- _RECORDS SHOWN_:
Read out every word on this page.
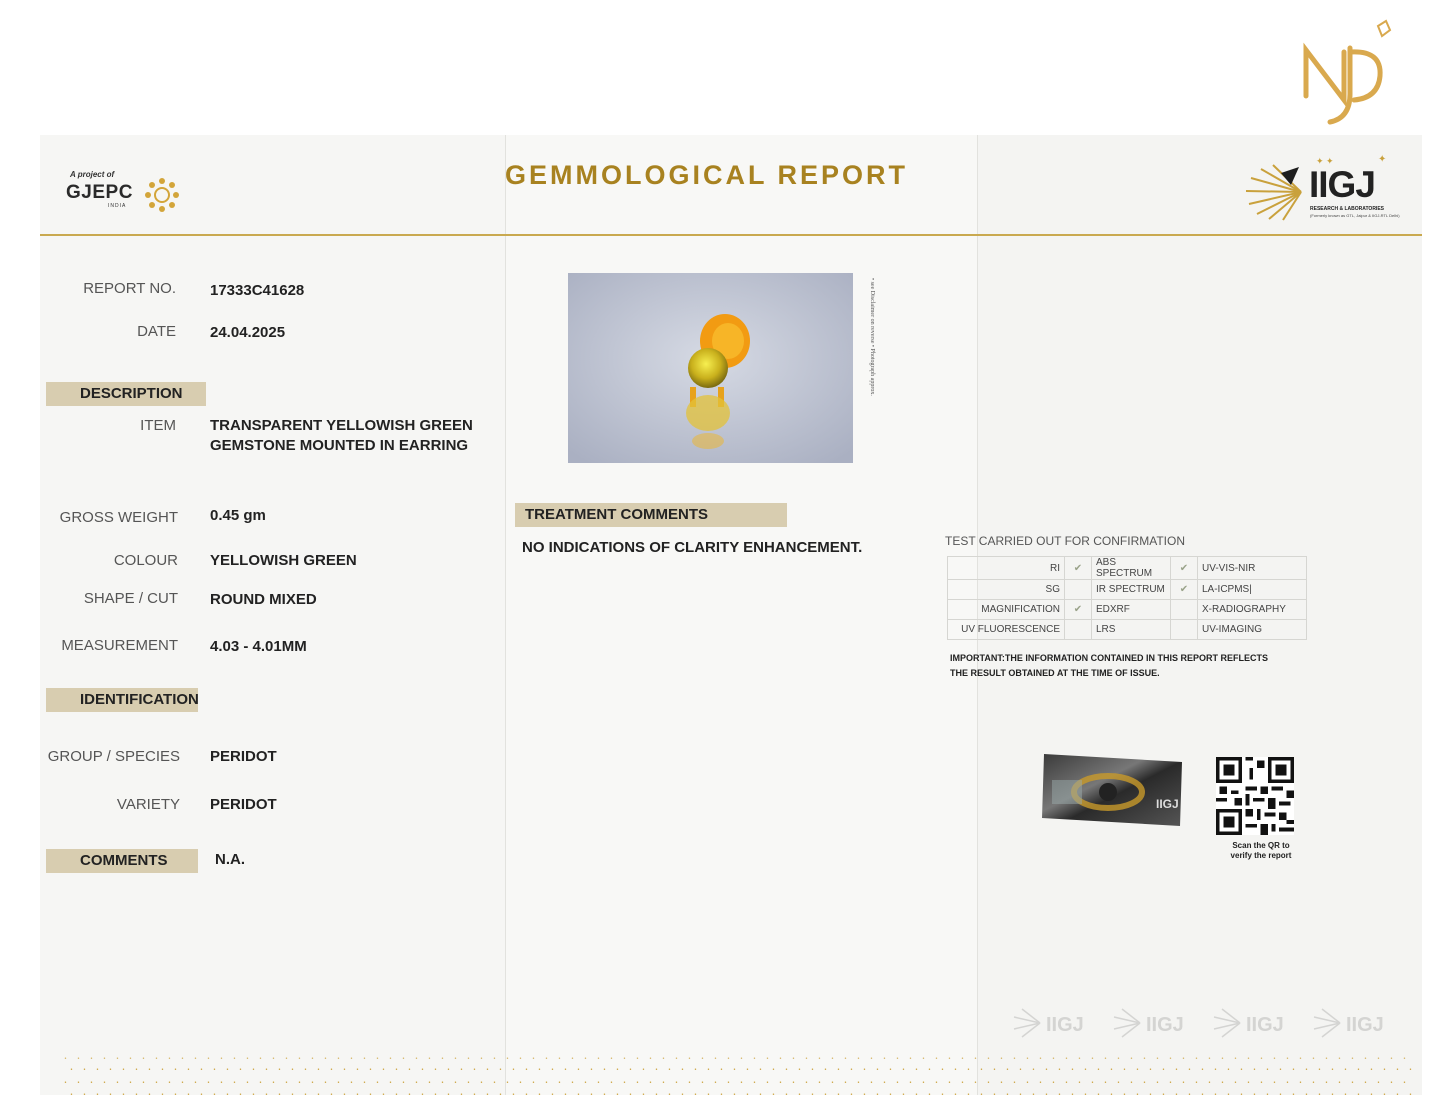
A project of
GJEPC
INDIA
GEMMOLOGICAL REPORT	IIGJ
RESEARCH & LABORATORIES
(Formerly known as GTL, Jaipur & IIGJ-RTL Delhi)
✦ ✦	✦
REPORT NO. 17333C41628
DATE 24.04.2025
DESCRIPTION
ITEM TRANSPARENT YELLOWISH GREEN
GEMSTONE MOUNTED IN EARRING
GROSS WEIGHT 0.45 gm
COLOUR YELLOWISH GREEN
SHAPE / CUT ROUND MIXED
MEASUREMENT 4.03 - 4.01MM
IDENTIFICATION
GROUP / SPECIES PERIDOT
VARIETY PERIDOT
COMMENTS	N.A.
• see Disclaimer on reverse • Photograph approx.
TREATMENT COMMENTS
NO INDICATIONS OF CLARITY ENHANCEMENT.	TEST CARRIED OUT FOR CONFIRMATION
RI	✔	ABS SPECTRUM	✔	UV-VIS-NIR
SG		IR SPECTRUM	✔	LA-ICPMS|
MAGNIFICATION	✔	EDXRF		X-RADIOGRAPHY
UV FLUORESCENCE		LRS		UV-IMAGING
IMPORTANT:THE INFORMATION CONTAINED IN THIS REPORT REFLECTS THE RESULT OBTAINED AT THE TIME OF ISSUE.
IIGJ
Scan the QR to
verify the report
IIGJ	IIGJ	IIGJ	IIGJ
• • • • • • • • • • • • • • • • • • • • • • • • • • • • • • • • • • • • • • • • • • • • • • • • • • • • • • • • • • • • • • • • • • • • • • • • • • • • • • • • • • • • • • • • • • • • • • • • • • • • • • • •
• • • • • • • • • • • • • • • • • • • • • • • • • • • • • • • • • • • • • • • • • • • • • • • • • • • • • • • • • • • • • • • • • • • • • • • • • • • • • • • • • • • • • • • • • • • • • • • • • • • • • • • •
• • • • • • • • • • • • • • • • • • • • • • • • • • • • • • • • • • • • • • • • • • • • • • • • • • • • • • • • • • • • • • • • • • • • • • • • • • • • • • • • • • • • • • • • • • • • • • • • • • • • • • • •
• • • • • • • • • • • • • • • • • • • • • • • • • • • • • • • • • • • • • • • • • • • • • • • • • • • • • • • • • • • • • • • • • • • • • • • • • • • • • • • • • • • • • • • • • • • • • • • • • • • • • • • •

* * *

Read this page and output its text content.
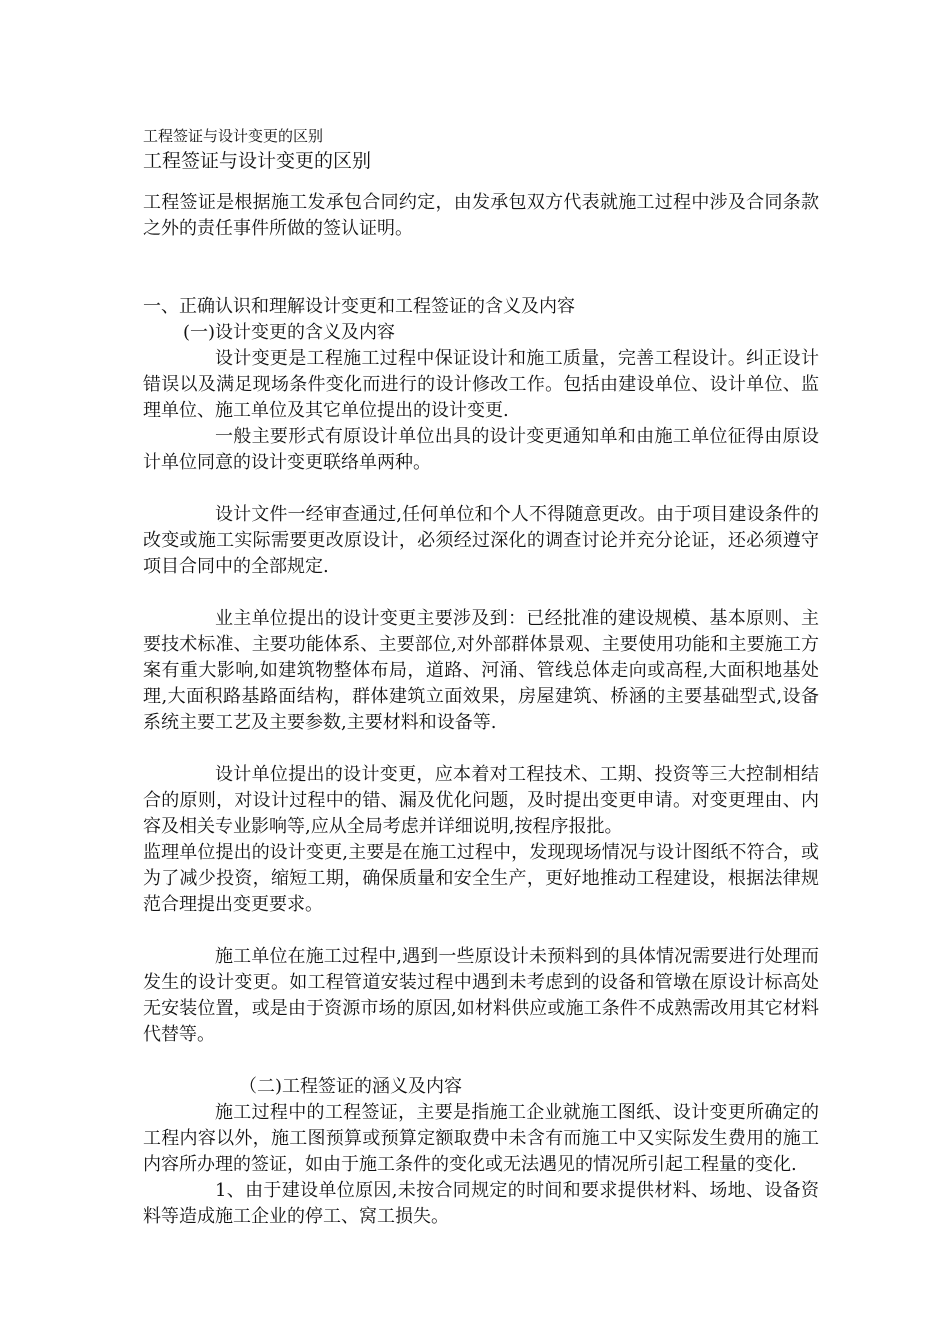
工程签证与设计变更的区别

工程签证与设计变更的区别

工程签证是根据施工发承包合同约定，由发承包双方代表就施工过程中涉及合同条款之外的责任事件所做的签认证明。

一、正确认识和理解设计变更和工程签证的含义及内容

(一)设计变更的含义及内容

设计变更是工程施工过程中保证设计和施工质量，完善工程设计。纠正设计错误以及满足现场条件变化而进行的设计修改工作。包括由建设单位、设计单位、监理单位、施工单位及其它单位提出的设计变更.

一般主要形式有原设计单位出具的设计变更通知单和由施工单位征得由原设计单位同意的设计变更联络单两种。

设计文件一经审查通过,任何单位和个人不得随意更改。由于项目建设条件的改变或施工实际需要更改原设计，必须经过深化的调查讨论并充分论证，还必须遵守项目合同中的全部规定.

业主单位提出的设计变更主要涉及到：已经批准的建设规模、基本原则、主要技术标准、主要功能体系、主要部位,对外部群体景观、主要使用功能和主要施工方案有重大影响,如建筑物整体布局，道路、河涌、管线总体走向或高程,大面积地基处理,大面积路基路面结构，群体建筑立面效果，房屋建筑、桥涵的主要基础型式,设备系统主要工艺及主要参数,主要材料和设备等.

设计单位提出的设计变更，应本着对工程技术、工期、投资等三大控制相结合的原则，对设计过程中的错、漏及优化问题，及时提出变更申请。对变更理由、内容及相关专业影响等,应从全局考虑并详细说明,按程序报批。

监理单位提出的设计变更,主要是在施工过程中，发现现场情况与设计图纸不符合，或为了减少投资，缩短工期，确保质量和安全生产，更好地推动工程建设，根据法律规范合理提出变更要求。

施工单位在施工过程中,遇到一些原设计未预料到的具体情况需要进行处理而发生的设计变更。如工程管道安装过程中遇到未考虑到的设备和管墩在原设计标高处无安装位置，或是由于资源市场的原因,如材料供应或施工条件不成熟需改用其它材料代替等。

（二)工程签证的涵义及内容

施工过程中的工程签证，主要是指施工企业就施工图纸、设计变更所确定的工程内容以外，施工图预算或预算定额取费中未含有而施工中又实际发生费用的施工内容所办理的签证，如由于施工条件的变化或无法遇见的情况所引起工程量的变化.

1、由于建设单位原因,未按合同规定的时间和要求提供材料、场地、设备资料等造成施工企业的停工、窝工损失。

--

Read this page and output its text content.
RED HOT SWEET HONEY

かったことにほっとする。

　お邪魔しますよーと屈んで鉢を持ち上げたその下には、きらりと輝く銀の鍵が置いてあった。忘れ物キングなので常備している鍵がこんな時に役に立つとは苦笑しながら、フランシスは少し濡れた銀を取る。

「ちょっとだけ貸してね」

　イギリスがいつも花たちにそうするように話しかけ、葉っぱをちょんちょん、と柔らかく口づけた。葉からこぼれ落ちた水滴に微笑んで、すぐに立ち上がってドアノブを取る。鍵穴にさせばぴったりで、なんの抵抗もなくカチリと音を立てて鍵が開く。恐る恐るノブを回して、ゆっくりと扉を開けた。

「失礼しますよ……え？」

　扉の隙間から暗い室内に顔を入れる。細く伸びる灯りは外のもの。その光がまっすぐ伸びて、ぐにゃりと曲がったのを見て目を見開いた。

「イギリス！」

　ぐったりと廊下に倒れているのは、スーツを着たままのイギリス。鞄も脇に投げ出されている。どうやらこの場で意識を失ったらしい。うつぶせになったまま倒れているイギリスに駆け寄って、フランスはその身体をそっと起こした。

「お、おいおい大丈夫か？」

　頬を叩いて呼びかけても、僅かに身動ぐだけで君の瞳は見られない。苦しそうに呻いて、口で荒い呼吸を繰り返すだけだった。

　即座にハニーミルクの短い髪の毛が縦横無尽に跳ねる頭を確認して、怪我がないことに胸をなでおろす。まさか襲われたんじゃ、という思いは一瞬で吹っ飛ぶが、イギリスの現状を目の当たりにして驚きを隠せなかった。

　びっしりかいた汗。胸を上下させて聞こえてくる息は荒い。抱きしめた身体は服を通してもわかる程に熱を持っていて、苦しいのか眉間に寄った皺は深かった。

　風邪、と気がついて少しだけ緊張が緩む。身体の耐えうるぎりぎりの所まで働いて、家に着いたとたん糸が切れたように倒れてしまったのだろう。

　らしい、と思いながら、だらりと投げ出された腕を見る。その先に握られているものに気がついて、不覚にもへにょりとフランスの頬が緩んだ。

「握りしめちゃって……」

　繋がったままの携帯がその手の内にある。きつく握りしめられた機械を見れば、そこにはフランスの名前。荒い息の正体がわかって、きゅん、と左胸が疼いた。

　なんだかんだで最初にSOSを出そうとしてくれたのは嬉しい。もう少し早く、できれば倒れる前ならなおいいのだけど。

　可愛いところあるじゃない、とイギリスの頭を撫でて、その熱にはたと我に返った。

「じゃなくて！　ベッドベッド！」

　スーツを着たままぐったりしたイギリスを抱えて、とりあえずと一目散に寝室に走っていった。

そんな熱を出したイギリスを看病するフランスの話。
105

- _REQUEST_: Display every line of the listing that contains the string "SPECTRUM".

- _EXERCISE RESULT_:
RI	✔	ABS SPECTRUM	✔	UV-VIS-NIR
SG		IR SPECTRUM	✔	LA-ICPMS|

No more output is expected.